COMPITI DA SVOLGERE:
[a] Indica se ciascuna delle seguenti affermazioni concorda con il testo sul volo suborbitale di Jeff Bezos. Rispondi sì o no e cita testualmente le parole decisive: (i) il viaggio suborbitale di Bezos è durato circa dieci minuti o poco più; (ii) Branson ha raggiunto un'altitudine superiore a quella di Bezos; (iii) Blue Origin è stata fondata nel 2000.
[b] Riprendi il testo sul volo suborbitale di Jeff Bezos e proseguilo a partire dalla sua ultima frase.

----- ESTRATTO DELLA FONTE

Se la portata storica degli eventi si misurasse in base alla loro durata, l’impresa di Jeff Bezos, martedì 20 luglio, sembrerebbe poca cosa. Il suo viaggio suborbitale, il primo realizzato solo da civili e senza un pilota, è durato una decina di minuti o poco più (trasmessi rigorosamente in diretta su YouTube, con centinaia di milioni di spettatori).

L’uomo più ricco al mondo ha però tagliato così una serie di record da ascrivere alla storia della conquista umana dello spazio. Anche se non ha affatto lo stesso fascino e la stessa importanza di un altro 20 luglio, quello del 1969, quando l’uomo ha messo piede per la prima volta sulla Luna. Nel 1969 Bezos aveva cinque anni. Qualche tempo dopo, nel 1982, intervistato dal Miami Herald a pochi giorni dal diploma, dirà: «Il mio sogno è di costruire hotel spaziali, parchi di divertimento e colonie, per portare in orbita fra le due e le tre milioni di persone».

A distanza di anni ha dovuto rivedere di molto le ambizioni. Nel 2000 ha fondato Blue Origin, società specializzata nei voli spaziali che gli ha infine permesso di raggiungere i 107 chilometri di apogeo. Oltre il limite che convenzionalmente definisce l’inizio dello spazio (per la Nasa sono gli 80 chilometri). È arrivato secondo rispetto a Richard Branson, patron della Virgin e altro ultra-milionario che è riuscito nell’impresa una settimana prima. Ma Branson si è fermato agli 86 chilometri di altezza. Bezos è andato oltre.

----------
----- DATI FORNITI

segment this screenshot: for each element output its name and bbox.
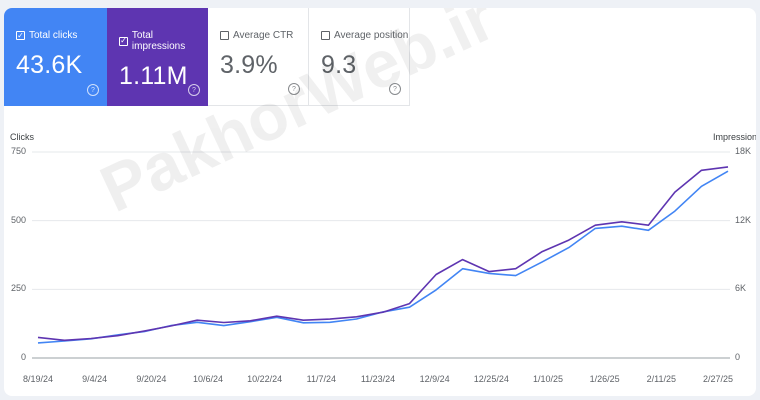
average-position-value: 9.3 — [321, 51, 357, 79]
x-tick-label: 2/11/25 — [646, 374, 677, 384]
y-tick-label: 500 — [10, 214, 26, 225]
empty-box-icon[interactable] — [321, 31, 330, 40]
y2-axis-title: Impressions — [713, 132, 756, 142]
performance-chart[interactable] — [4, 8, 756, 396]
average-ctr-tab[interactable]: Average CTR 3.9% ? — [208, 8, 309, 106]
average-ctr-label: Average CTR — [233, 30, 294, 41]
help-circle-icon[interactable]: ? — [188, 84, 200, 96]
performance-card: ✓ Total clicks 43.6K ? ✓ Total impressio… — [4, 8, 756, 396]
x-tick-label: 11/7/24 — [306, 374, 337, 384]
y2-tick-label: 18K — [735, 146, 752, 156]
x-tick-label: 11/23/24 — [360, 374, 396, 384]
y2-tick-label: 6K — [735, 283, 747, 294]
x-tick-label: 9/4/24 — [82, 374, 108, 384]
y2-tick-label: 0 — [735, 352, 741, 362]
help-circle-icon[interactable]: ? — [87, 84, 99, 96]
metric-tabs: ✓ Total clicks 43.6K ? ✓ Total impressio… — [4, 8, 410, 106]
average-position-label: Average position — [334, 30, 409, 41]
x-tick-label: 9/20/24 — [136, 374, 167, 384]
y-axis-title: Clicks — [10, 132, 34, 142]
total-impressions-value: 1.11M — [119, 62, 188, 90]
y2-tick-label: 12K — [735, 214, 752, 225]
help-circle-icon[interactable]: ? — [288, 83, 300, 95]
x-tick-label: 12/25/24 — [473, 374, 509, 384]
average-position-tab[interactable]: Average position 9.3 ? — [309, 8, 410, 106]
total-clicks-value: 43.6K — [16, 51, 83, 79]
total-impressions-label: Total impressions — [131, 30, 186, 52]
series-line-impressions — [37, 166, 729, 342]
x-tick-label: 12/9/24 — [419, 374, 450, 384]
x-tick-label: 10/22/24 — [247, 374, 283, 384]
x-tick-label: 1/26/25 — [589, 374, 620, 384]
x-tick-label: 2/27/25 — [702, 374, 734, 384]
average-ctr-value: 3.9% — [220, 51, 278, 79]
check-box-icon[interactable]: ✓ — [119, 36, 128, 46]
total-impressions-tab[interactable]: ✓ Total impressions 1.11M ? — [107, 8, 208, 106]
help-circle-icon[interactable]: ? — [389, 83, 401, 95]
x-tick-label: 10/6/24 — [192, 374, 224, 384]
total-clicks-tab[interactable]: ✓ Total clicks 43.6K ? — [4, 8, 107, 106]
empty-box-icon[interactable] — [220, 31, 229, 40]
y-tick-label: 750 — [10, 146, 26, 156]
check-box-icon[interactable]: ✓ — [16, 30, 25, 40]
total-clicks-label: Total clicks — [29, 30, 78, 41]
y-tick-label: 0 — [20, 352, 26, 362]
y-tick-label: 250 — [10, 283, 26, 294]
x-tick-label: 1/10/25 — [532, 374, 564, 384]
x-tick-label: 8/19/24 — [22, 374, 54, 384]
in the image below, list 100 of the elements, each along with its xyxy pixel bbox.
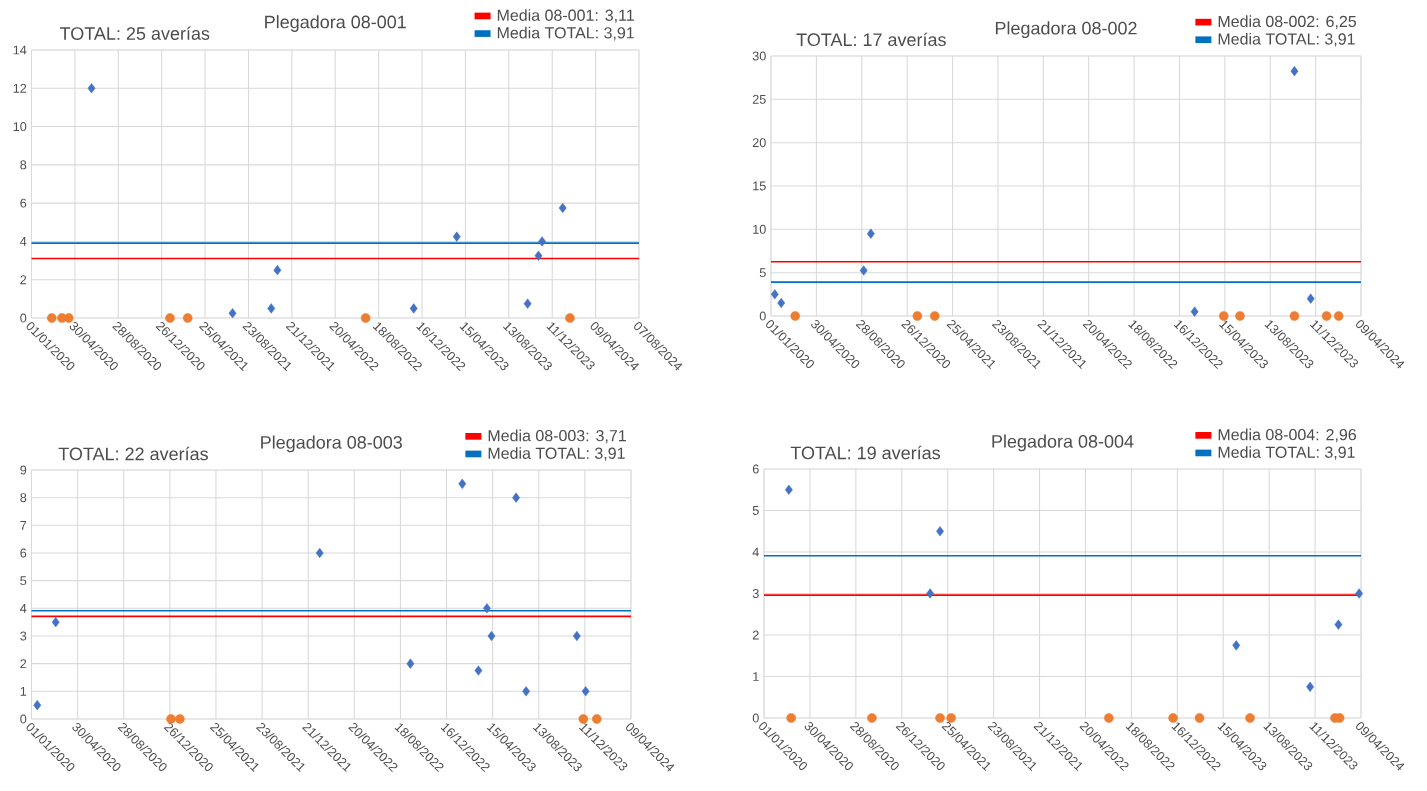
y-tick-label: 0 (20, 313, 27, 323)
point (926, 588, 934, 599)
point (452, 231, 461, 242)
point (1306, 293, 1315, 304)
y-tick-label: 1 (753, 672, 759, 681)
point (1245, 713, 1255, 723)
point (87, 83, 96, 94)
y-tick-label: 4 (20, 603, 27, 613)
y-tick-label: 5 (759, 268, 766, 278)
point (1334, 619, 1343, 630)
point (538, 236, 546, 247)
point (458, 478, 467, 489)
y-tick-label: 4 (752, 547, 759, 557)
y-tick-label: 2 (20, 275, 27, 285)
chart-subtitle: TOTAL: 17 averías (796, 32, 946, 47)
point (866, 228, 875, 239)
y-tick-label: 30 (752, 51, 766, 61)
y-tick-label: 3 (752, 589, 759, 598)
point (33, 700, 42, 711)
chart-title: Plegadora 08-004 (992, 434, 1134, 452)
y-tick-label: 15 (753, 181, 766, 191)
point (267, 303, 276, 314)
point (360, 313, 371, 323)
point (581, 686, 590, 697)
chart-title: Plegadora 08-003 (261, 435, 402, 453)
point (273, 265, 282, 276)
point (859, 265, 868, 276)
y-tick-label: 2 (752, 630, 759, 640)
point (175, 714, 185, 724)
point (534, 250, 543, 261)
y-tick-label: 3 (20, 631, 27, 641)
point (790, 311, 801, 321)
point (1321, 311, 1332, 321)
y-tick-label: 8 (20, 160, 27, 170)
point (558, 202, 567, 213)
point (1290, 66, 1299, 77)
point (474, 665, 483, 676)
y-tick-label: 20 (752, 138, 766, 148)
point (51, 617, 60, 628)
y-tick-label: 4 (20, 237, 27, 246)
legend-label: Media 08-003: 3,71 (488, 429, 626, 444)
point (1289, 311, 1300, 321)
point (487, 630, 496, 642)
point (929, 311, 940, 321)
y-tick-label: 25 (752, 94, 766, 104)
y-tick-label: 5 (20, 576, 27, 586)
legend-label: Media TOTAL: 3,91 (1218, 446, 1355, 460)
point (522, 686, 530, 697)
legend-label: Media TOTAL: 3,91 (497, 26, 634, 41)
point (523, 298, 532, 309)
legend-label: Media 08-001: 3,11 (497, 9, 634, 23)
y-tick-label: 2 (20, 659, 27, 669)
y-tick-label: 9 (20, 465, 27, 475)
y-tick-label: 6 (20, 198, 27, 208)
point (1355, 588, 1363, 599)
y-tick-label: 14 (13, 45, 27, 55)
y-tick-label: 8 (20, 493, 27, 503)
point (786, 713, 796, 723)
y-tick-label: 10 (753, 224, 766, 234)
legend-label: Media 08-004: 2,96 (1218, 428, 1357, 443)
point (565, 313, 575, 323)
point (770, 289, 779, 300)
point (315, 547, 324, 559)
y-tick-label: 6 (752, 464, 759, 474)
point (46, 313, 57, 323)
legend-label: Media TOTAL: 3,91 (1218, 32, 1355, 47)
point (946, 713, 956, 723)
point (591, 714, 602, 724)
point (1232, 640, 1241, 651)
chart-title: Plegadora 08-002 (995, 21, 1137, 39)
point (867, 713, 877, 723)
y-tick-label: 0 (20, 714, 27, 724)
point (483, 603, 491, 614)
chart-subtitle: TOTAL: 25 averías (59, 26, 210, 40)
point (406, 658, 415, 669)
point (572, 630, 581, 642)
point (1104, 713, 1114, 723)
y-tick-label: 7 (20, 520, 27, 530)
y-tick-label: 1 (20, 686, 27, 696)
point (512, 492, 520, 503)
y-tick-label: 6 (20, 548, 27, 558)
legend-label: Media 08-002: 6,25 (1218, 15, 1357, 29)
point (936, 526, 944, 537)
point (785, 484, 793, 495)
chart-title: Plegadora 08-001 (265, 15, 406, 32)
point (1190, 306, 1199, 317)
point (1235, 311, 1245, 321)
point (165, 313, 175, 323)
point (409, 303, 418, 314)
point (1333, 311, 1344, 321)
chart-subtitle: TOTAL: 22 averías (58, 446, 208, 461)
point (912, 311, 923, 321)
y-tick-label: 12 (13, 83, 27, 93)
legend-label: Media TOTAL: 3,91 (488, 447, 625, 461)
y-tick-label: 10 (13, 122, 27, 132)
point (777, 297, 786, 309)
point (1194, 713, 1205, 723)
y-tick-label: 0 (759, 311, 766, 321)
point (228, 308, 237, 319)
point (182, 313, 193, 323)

----------

RISPOSTE FINALI:
[a]
(i) Sì: «è durato una decina di minuti o poco più».
(ii) No: «Ma Branson si è fermato agli 86 chilometri di altezza. Bezos è andato oltre.»
(iii) Sì: «Nel 2000 ha fondato Blue Origin».

[b]
(AP)

L’equipaggio

Soprattutto, lo ha fatto a bordo di un mezzo, chiamato New Shepard (in onore di Alan Shepard, il primo astronauta statunitense a volare nello spazio), senza un pilota a bordo. L’equipaggio era composto interamente da civili: Mark Bezos, fratello più giovane di Jeff, dirigente pubblicitario e vigile del fuoco volontario.

Wally Funk, di 82 anni, la donna più anziana ad aver raggiunto lo spazio finora. Funk era una giovane aviatrice quando nel 1961 ha aderito a “Women in space”, il programma della Nasa che voleva dimostrare che anche le donne potessero diventare astronaute. Il viaggio nello spazio è rimasto però solo un sogno, fino a ieri. Il quarto posto è stato assegnato con un’asta.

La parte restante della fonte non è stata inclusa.